TASK BRIEF
In the data that follows, count each line holding the string "future"; answer with the number only.

++++ INPUT

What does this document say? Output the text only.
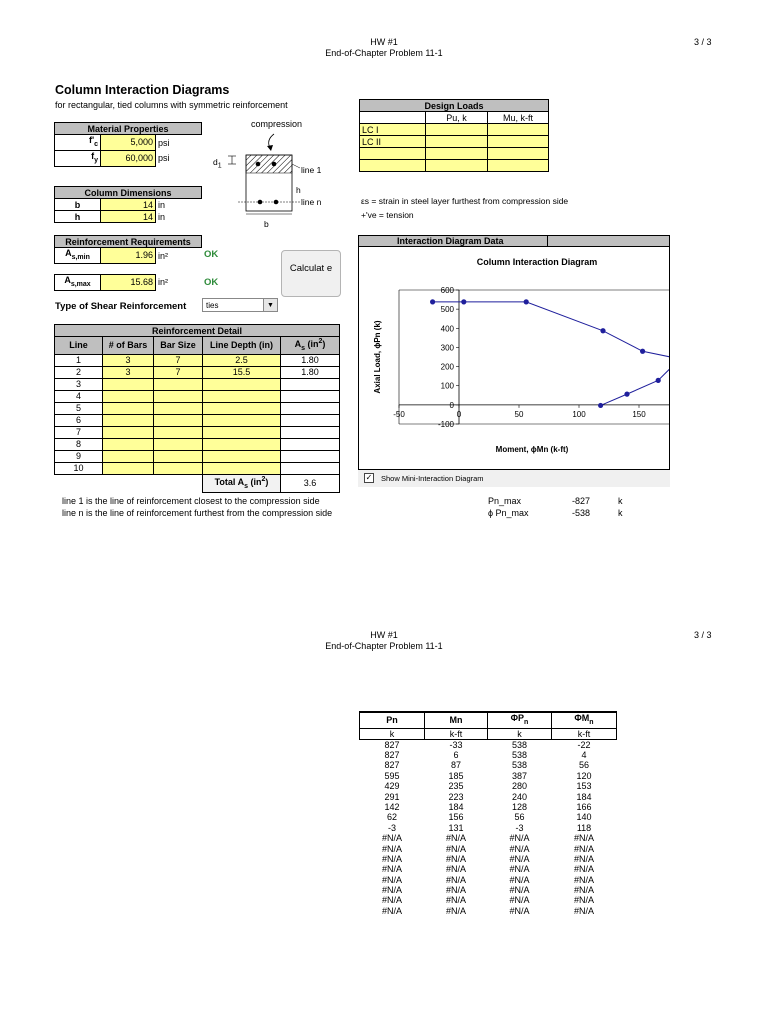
HW #1
End-of-Chapter Problem 11-1
3 / 3
Column Interaction Diagrams
for rectangular, tied columns with symmetric reinforcement
Material Properties		
$f'_c$	5,000	psi
$f_y$	60,000	psi
Column Dimensions		
b	14	in
h	14	in
Reinforcement Requirements
$A_{s,min}$	1.96	in²	OK
$A_{s,max}$	15.68	in²	OK
Calculat e
Type of Shear Reinforcement	ties	▼
compression
$d_1$	line 1
h
line n
b
Design Loads		
	Pu, k	Mu, k-ft
LC I		
LC II		

εs = strain in steel layer furthest from compression side
+'ve = tension
Reinforcement Detail				
Line	# of Bars	Bar Size	Line Depth (in)	$A_s$ $(in^2)$
1	3	7	2.5	1.80
2	3	7	15.5	1.80
3				
4				
5				
6				
7				
8				
9				
10				
			Total $A_s$ $(in^2)$	3.6
Interaction Diagram Data
Column Interaction Diagram
-100
0
100
200
300
400
500
600
-50	0	50	100	150
Moment, ϕMn (k-ft)
Axial Load, ϕPn (k)
✓ Show Mini-Interaction Diagram
line 1 is the line of reinforcement closest to the compression side
line n is the line of reinforcement furthest from the compression side
Pn_max	-827	k
ϕ Pn_max	-538	k
HW #1
End-of-Chapter Problem 11-1
3 / 3
Pn	Mn	$\Phi P_n$	$\Phi M_n$
k	k-ft	k	k-ft
827	-33	538	-22
827	6	538	4
827	87	538	56
595	185	387	120
429	235	280	153
291	223	240	184
142	184	128	166
62	156	56	140
-3	131	-3	118
#N/A	#N/A	#N/A	#N/A
#N/A	#N/A	#N/A	#N/A
#N/A	#N/A	#N/A	#N/A
#N/A	#N/A	#N/A	#N/A
#N/A	#N/A	#N/A	#N/A
#N/A	#N/A	#N/A	#N/A
#N/A	#N/A	#N/A	#N/A
#N/A	#N/A	#N/A	#N/A
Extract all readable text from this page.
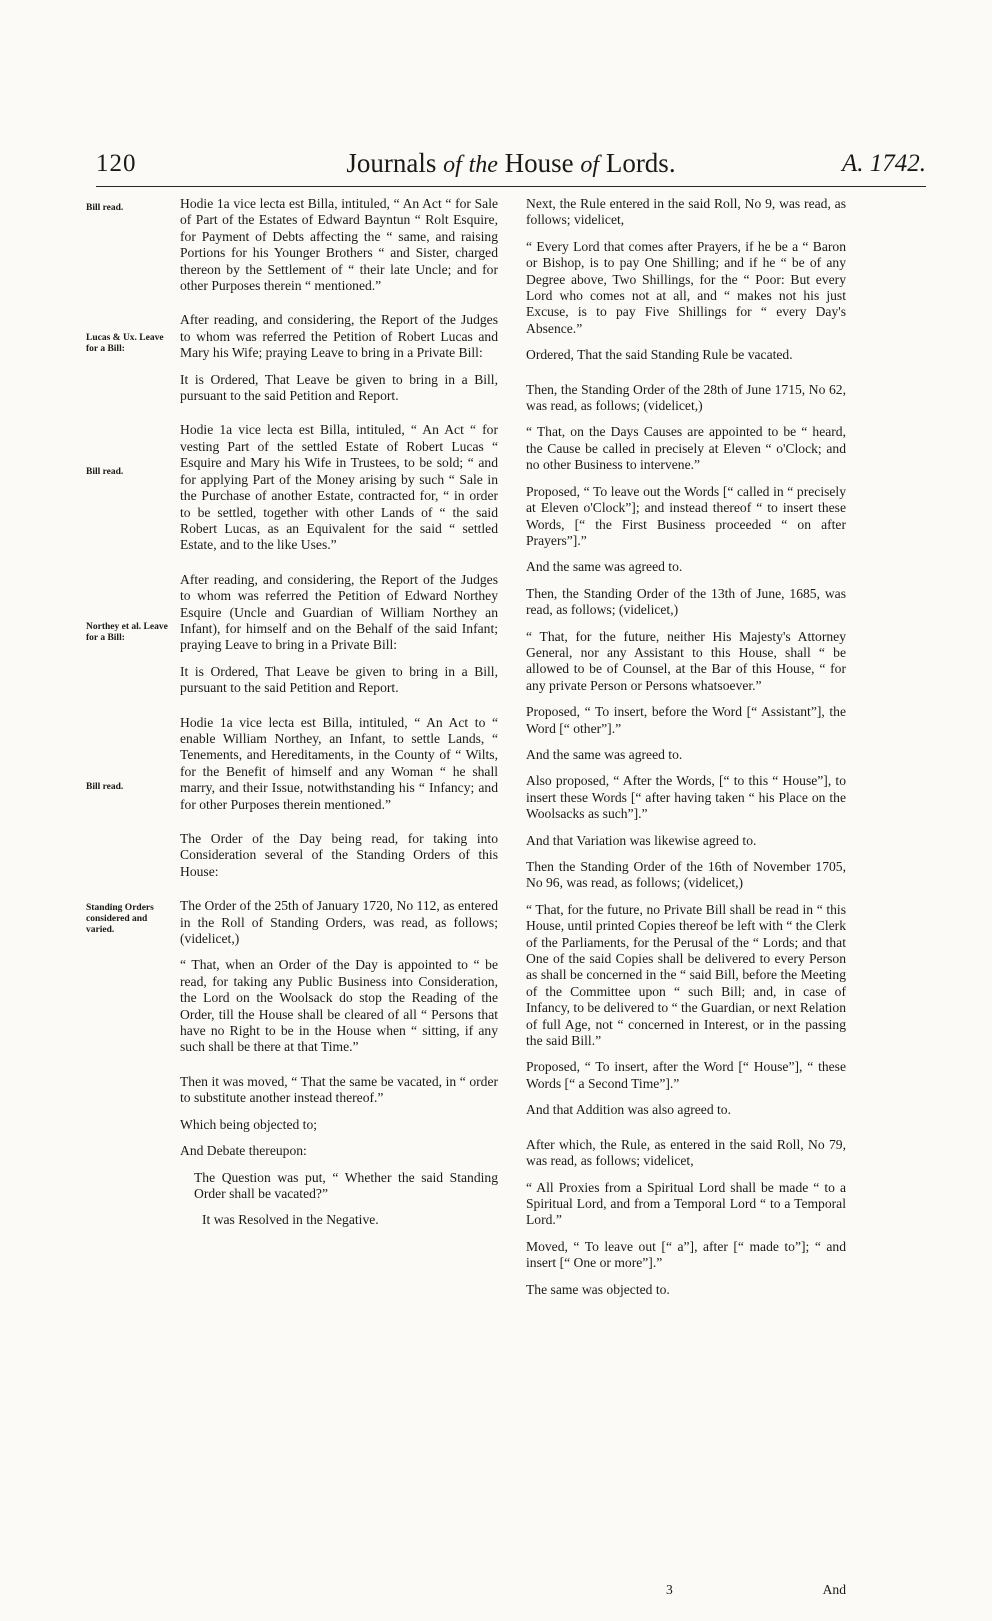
120	Journals of the House of Lords.	A. 1742.
Bill read.
Lucas & Ux. Leave for a Bill:
Bill read.
Northey et al. Leave for a Bill:
Bill read.
Standing Orders considered and varied.

Hodie 1a vice lecta est Billa, intituled, “ An Act “ for Sale of Part of the Estates of Edward Bayntun “ Rolt Esquire, for Payment of Debts affecting the “ same, and raising Portions for his Younger Brothers “ and Sister, charged thereon by the Settlement of “ their late Uncle; and for other Purposes therein “ mentioned.”

After reading, and considering, the Report of the Judges to whom was referred the Petition of Robert Lucas and Mary his Wife; praying Leave to bring in a Private Bill:

It is Ordered, That Leave be given to bring in a Bill, pursuant to the said Petition and Report.

Hodie 1a vice lecta est Billa, intituled, “ An Act “ for vesting Part of the settled Estate of Robert Lucas “ Esquire and Mary his Wife in Trustees, to be sold; “ and for applying Part of the Money arising by such “ Sale in the Purchase of another Estate, contracted for, “ in order to be settled, together with other Lands of “ the said Robert Lucas, as an Equivalent for the said “ settled Estate, and to the like Uses.”

After reading, and considering, the Report of the Judges to whom was referred the Petition of Edward Northey Esquire (Uncle and Guardian of William Northey an Infant), for himself and on the Behalf of the said Infant; praying Leave to bring in a Private Bill:

It is Ordered, That Leave be given to bring in a Bill, pursuant to the said Petition and Report.

Hodie 1a vice lecta est Billa, intituled, “ An Act to “ enable William Northey, an Infant, to settle Lands, “ Tenements, and Hereditaments, in the County of “ Wilts, for the Benefit of himself and any Woman “ he shall marry, and their Issue, notwithstanding his “ Infancy; and for other Purposes therein mentioned.”

The Order of the Day being read, for taking into Consideration several of the Standing Orders of this House:

The Order of the 25th of January 1720, No 112, as entered in the Roll of Standing Orders, was read, as follows; (videlicet,)

“ That, when an Order of the Day is appointed to “ be read, for taking any Public Business into Consideration, the Lord on the Woolsack do stop the Reading of the Order, till the House shall be cleared of all “ Persons that have no Right to be in the House when “ sitting, if any such shall be there at that Time.”

Then it was moved, “ That the same be vacated, in “ order to substitute another instead thereof.”

Which being objected to;

And Debate thereupon:

The Question was put, “ Whether the said Standing Order shall be vacated?”

It was Resolved in the Negative.

Next, the Rule entered in the said Roll, No 9, was read, as follows; videlicet,

“ Every Lord that comes after Prayers, if he be a “ Baron or Bishop, is to pay One Shilling; and if he “ be of any Degree above, Two Shillings, for the “ Poor: But every Lord who comes not at all, and “ makes not his just Excuse, is to pay Five Shillings for “ every Day's Absence.”

Ordered, That the said Standing Rule be vacated.

Then, the Standing Order of the 28th of June 1715, No 62, was read, as follows; (videlicet,)

“ That, on the Days Causes are appointed to be “ heard, the Cause be called in precisely at Eleven “ o'Clock; and no other Business to intervene.”

Proposed, “ To leave out the Words [“ called in “ precisely at Eleven o'Clock”]; and instead thereof “ to insert these Words, [“ the First Business proceeded “ on after Prayers”].”

And the same was agreed to.

Then, the Standing Order of the 13th of June, 1685, was read, as follows; (videlicet,)

“ That, for the future, neither His Majesty's Attorney General, nor any Assistant to this House, shall “ be allowed to be of Counsel, at the Bar of this House, “ for any private Person or Persons whatsoever.”

Proposed, “ To insert, before the Word [“ Assistant”], the Word [“ other”].”

And the same was agreed to.

Also proposed, “ After the Words, [“ to this “ House”], to insert these Words [“ after having taken “ his Place on the Woolsacks as such”].”

And that Variation was likewise agreed to.

Then the Standing Order of the 16th of November 1705, No 96, was read, as follows; (videlicet,)

“ That, for the future, no Private Bill shall be read in “ this House, until printed Copies thereof be left with “ the Clerk of the Parliaments, for the Perusal of the “ Lords; and that One of the said Copies shall be delivered to every Person as shall be concerned in the “ said Bill, before the Meeting of the Committee upon “ such Bill; and, in case of Infancy, to be delivered to “ the Guardian, or next Relation of full Age, not “ concerned in Interest, or in the passing the said Bill.”

Proposed, “ To insert, after the Word [“ House”], “ these Words [“ a Second Time”].”

And that Addition was also agreed to.

After which, the Rule, as entered in the said Roll, No 79, was read, as follows; videlicet,

“ All Proxies from a Spiritual Lord shall be made “ to a Spiritual Lord, and from a Temporal Lord “ to a Temporal Lord.”

Moved, “ To leave out [“ a”], after [“ made to”]; “ and insert [“ One or more”].”

The same was objected to.

3	And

++++++++

RESULT OF THIS EXERCISE
2